AIM: In the entries below, find every line holding the string "postal" and collect it.

RECORDED DATA:
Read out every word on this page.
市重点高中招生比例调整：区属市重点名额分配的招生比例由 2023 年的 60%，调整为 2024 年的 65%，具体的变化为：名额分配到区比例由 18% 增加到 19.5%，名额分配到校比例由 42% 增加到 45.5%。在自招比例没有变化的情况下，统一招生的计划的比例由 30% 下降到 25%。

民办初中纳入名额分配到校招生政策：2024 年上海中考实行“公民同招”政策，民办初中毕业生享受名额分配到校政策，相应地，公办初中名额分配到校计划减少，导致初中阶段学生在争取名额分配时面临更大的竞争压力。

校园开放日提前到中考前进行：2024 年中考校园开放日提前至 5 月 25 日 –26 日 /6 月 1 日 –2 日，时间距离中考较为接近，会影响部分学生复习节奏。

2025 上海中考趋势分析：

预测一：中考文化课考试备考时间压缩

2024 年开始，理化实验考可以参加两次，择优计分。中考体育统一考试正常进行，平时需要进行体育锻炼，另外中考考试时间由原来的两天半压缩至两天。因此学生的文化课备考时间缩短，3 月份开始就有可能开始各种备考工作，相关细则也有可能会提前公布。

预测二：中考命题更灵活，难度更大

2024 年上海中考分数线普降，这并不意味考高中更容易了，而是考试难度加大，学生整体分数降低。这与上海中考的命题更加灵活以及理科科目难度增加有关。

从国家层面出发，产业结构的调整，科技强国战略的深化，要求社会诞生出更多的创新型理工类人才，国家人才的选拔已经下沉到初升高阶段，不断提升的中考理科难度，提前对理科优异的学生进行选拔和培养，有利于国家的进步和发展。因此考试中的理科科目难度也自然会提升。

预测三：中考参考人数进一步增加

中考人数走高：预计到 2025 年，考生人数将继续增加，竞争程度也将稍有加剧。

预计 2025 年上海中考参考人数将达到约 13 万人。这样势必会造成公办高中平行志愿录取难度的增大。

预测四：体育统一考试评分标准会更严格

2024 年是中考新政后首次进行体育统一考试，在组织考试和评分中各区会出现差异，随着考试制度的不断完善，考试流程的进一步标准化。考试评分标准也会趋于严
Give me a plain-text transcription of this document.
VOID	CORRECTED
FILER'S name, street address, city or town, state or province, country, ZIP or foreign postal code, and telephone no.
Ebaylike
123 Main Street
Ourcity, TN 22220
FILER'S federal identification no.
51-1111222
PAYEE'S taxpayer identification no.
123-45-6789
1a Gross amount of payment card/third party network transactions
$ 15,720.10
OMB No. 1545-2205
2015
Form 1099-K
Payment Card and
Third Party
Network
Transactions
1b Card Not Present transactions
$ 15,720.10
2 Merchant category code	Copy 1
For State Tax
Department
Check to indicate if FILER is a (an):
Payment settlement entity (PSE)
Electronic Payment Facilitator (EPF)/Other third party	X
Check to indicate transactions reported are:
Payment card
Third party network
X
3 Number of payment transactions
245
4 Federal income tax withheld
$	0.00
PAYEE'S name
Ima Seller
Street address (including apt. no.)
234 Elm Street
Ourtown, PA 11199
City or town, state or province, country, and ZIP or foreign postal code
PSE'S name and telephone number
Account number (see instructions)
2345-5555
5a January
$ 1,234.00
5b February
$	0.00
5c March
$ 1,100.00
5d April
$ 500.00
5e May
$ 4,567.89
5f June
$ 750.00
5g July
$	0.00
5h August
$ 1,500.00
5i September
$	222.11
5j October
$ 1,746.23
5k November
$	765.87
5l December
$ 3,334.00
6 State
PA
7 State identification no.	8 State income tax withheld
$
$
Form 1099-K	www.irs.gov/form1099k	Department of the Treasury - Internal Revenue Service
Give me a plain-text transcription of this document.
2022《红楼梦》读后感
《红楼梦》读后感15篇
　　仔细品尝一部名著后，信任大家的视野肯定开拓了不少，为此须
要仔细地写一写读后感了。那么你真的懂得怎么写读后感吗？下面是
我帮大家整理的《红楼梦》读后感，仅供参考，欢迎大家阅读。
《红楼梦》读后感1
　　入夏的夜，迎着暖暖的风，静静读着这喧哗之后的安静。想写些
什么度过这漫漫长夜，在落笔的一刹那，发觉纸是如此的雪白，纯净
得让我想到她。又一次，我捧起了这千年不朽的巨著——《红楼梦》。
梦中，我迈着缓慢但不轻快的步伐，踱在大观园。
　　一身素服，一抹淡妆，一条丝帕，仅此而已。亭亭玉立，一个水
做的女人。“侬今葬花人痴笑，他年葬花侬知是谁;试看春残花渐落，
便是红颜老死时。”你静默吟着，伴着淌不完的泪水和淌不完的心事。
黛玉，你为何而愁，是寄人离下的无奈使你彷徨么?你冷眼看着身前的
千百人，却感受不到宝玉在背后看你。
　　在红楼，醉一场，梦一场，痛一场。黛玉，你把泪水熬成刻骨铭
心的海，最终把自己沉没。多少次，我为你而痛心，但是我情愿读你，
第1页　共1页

TASK ANSWER:
FILER'S name, street address, city or town, state or province, country, ZIP or foreign postal code, and telephone no.
City or town, state or province, country, and ZIP or foreign postal code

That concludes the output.